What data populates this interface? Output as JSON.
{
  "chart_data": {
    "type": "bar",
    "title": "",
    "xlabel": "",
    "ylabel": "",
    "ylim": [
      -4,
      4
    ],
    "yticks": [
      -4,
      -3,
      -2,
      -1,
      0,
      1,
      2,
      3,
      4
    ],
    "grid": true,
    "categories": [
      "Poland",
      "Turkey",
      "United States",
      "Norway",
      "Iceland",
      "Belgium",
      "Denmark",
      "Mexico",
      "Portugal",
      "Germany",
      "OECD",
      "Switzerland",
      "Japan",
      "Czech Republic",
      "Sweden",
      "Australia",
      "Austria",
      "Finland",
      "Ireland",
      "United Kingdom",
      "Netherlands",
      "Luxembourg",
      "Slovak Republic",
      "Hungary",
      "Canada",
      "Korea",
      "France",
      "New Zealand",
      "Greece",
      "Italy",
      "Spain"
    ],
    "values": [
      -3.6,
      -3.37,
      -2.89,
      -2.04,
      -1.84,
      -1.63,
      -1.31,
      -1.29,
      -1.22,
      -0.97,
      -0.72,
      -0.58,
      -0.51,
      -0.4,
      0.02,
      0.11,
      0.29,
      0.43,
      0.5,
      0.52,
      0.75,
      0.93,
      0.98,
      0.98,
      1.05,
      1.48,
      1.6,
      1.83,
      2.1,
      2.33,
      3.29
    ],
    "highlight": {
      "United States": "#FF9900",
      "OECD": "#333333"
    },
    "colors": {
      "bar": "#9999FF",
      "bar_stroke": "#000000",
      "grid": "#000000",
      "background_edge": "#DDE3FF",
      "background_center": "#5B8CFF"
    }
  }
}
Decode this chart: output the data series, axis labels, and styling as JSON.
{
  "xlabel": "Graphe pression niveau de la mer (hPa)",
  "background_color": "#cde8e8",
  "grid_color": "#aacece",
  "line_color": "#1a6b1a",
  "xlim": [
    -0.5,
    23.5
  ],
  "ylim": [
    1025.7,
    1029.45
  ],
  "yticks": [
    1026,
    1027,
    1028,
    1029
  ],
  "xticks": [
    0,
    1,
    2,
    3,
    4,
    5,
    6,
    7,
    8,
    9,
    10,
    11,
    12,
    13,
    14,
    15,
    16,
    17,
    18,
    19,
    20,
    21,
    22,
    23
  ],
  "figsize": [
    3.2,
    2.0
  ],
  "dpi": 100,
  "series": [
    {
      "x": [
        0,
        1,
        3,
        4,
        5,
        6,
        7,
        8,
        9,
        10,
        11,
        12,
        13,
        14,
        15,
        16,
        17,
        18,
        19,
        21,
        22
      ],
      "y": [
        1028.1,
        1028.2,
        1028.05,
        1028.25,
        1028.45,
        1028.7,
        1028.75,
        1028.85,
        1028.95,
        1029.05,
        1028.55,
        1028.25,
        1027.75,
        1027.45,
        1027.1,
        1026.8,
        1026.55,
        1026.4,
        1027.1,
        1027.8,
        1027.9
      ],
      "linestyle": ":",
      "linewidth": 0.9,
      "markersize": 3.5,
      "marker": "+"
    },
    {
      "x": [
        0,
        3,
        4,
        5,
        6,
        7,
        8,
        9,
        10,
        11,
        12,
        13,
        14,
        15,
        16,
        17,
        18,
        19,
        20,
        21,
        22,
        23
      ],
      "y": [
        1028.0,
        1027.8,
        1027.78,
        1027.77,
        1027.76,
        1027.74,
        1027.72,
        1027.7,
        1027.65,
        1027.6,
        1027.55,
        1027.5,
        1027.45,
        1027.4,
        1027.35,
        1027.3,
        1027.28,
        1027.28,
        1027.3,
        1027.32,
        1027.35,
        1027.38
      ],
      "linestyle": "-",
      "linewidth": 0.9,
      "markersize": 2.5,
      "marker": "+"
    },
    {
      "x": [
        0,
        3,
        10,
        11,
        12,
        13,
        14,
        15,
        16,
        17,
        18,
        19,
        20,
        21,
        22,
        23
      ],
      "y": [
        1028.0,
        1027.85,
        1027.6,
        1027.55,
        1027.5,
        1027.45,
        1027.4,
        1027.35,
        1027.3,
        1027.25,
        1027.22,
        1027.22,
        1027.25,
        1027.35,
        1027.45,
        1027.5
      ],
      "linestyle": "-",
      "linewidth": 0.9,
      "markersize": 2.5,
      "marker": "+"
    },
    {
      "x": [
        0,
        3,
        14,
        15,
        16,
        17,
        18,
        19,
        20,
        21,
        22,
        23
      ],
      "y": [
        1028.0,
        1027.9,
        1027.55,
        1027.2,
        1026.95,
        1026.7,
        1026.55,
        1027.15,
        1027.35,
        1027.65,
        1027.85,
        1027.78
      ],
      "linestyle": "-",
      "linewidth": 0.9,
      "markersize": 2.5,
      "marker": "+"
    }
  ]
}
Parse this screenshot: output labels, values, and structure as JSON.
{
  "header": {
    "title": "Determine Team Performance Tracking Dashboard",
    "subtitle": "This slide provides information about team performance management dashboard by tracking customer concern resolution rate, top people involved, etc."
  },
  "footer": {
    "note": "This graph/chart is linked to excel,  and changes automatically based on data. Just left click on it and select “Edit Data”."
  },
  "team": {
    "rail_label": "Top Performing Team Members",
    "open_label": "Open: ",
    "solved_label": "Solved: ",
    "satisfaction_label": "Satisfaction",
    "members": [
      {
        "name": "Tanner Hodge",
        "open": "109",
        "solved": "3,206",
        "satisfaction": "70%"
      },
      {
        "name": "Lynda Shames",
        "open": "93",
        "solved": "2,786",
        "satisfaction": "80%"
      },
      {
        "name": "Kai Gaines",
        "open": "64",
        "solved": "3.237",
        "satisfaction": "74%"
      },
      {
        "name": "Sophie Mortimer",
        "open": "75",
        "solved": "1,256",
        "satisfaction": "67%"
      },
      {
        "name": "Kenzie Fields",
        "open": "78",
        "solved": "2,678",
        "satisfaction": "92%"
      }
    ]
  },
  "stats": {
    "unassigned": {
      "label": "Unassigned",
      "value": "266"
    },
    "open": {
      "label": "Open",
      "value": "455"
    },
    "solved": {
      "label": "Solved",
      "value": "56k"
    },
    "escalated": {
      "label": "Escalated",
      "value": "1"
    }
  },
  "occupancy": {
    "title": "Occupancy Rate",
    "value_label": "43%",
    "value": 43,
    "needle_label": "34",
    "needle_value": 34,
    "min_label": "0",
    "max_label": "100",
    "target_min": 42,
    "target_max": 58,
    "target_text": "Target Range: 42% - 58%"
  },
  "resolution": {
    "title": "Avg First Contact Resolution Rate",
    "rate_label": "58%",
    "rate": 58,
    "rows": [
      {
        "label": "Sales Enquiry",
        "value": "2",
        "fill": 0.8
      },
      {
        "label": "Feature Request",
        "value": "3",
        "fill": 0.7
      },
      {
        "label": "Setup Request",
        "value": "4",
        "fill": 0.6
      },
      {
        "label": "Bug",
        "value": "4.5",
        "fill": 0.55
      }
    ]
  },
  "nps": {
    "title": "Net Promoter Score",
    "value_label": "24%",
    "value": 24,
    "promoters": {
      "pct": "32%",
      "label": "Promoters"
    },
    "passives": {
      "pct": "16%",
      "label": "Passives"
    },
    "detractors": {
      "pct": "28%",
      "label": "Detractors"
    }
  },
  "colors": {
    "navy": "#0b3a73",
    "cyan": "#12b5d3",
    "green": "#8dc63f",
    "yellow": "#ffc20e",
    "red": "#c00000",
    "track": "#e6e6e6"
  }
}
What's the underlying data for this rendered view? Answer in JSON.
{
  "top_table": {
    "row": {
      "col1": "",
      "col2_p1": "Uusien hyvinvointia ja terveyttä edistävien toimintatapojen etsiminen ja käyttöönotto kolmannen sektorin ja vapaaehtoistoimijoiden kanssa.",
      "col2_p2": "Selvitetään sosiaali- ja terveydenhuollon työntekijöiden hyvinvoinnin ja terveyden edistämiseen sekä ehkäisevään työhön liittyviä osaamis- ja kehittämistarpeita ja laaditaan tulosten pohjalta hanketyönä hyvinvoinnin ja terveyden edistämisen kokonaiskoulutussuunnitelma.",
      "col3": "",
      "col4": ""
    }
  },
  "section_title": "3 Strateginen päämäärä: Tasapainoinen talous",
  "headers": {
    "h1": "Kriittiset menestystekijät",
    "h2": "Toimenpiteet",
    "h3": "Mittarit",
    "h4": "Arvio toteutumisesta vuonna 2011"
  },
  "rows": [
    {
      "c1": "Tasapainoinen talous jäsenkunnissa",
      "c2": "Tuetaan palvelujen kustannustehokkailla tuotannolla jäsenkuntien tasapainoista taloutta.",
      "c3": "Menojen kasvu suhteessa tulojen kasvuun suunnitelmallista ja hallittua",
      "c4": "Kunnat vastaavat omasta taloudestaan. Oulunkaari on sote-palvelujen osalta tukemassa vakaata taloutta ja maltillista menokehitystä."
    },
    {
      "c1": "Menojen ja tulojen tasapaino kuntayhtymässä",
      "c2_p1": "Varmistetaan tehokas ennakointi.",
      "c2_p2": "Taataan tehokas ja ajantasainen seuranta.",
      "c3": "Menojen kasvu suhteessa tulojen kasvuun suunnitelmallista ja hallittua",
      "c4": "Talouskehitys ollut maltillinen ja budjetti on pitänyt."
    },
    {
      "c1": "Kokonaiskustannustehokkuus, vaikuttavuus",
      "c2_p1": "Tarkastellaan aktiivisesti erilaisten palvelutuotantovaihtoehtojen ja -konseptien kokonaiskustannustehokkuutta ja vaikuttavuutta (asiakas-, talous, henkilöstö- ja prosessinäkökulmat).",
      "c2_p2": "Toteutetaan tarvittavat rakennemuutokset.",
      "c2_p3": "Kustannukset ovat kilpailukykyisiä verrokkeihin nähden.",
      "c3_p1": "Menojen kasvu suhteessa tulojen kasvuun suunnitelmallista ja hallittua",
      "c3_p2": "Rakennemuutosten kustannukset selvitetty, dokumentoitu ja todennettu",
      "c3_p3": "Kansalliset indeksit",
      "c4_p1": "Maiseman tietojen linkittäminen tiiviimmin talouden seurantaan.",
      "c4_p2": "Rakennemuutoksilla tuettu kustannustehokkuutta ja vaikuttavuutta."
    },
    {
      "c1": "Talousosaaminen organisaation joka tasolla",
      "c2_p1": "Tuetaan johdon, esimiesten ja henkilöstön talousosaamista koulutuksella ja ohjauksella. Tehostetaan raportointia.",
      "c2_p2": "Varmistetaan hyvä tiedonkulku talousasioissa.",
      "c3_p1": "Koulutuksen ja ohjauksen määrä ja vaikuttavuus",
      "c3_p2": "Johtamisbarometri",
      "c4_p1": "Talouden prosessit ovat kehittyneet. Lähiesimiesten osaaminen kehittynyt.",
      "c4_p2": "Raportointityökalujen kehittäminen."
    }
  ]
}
·····
:: OBJECTIVE ::
From the listing above, pick out each line where the word "name" appears.

:: SOLVED EXERCISE ::
        "name": "Tanner Hodge",
        "name": "Lynda Shames",
        "name": "Kai Gaines",
        "name": "Sophie Mortimer",
        "name": "Kenzie Fields",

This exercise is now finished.